■ **Lines of data**:
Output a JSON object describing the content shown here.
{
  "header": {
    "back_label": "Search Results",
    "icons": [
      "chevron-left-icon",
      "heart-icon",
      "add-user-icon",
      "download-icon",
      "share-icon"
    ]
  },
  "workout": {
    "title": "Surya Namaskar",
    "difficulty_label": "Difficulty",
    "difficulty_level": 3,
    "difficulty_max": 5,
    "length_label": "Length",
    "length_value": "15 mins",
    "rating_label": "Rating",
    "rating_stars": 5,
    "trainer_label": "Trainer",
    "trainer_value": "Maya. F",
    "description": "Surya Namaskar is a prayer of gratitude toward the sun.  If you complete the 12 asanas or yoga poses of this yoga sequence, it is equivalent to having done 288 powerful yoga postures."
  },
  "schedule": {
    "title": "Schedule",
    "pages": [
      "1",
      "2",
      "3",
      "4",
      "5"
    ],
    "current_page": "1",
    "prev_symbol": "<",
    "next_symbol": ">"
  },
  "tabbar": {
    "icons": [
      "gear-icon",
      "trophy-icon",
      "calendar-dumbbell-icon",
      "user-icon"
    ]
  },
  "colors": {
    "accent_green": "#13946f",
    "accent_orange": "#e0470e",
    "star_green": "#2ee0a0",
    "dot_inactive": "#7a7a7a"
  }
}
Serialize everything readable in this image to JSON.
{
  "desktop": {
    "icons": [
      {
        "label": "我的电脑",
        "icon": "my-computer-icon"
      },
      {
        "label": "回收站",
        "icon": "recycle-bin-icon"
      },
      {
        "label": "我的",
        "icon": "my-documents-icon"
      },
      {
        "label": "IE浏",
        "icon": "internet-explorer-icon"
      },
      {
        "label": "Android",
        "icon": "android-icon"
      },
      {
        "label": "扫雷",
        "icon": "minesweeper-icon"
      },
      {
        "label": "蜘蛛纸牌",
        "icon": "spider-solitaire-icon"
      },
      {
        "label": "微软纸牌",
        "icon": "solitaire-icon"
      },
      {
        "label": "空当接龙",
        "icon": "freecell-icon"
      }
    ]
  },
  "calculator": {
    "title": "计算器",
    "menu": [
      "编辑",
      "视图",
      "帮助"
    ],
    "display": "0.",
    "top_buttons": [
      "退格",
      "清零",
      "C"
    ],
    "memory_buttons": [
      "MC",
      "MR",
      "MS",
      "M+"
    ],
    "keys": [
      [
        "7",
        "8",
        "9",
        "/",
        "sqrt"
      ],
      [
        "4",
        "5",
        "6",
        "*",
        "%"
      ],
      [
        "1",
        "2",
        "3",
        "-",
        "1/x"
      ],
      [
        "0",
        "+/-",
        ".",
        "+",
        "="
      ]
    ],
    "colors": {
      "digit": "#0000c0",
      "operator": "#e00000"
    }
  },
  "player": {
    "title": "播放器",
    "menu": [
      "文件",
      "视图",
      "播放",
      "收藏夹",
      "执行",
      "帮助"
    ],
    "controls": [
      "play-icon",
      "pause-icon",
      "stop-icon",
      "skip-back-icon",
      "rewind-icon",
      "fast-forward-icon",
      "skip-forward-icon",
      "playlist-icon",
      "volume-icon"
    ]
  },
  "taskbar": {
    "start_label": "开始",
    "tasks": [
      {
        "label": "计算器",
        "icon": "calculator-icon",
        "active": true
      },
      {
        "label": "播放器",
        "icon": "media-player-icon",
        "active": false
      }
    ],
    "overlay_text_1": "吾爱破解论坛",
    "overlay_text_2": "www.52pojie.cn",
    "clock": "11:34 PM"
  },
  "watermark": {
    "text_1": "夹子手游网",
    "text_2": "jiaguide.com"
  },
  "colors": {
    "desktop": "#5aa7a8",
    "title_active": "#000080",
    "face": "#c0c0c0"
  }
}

■ **What you are asked to do**: Reproduce all the records precisely.

■ **Answer**:
Output a JSON object describing the content shown here.
{
  "header": {
    "back_label": "Search Results",
    "icons": [
      "chevron-left-icon",
      "heart-icon",
      "add-user-icon",
      "download-icon",
      "share-icon"
    ]
  },
  "workout": {
    "title": "Surya Namaskar",
    "difficulty_label": "Difficulty",
    "difficulty_level": 3,
    "difficulty_max": 5,
    "length_label": "Length",
    "length_value": "15 mins",
    "rating_label": "Rating",
    "rating_stars": 5,
    "trainer_label": "Trainer",
    "trainer_value": "Maya. F",
    "description": "Surya Namaskar is a prayer of gratitude toward the sun.  If you complete the 12 asanas or yoga poses of this yoga sequence, it is equivalent to having done 288 powerful yoga postures."
  },
  "schedule": {
    "title": "Schedule",
    "pages": [
      "1",
      "2",
      "3",
      "4",
      "5"
    ],
    "current_page": "1",
    "prev_symbol": "<",
    "next_symbol": ">"
  },
  "tabbar": {
    "icons": [
      "gear-icon",
      "trophy-icon",
      "calendar-dumbbell-icon",
      "user-icon"
    ]
  },
  "colors": {
    "accent_green": "#13946f",
    "accent_orange": "#e0470e",
    "star_green": "#2ee0a0",
    "dot_inactive": "#7a7a7a"
  }
}
Serialize everything readable in this image to JSON.
{
  "desktop": {
    "icons": [
      {
        "label": "我的电脑",
        "icon": "my-computer-icon"
      },
      {
        "label": "回收站",
        "icon": "recycle-bin-icon"
      },
      {
        "label": "我的",
        "icon": "my-documents-icon"
      },
      {
        "label": "IE浏",
        "icon": "internet-explorer-icon"
      },
      {
        "label": "Android",
        "icon": "android-icon"
      },
      {
        "label": "扫雷",
        "icon": "minesweeper-icon"
      },
      {
        "label": "蜘蛛纸牌",
        "icon": "spider-solitaire-icon"
      },
      {
        "label": "微软纸牌",
        "icon": "solitaire-icon"
      },
      {
        "label": "空当接龙",
        "icon": "freecell-icon"
      }
    ]
  },
  "calculator": {
    "title": "计算器",
    "menu": [
      "编辑",
      "视图",
      "帮助"
    ],
    "display": "0.",
    "top_buttons": [
      "退格",
      "清零",
      "C"
    ],
    "memory_buttons": [
      "MC",
      "MR",
      "MS",
      "M+"
    ],
    "keys": [
      [
        "7",
        "8",
        "9",
        "/",
        "sqrt"
      ],
      [
        "4",
        "5",
        "6",
        "*",
        "%"
      ],
      [
        "1",
        "2",
        "3",
        "-",
        "1/x"
      ],
      [
        "0",
        "+/-",
        ".",
        "+",
        "="
      ]
    ],
    "colors": {
      "digit": "#0000c0",
      "operator": "#e00000"
    }
  },
  "player": {
    "title": "播放器",
    "menu": [
      "文件",
      "视图",
      "播放",
      "收藏夹",
      "执行",
      "帮助"
    ],
    "controls": [
      "play-icon",
      "pause-icon",
      "stop-icon",
      "skip-back-icon",
      "rewind-icon",
      "fast-forward-icon",
      "skip-forward-icon",
      "playlist-icon",
      "volume-icon"
    ]
  },
  "taskbar": {
    "start_label": "开始",
    "tasks": [
      {
        "label": "计算器",
        "icon": "calculator-icon",
        "active": true
      },
      {
        "label": "播放器",
        "icon": "media-player-icon",
        "active": false
      }
    ],
    "overlay_text_1": "吾爱破解论坛",
    "overlay_text_2": "www.52pojie.cn",
    "clock": "11:34 PM"
  },
  "watermark": {
    "text_1": "夹子手游网",
    "text_2": "jiaguide.com"
  },
  "colors": {
    "desktop": "#5aa7a8",
    "title_active": "#000080",
    "face": "#c0c0c0"
  }
}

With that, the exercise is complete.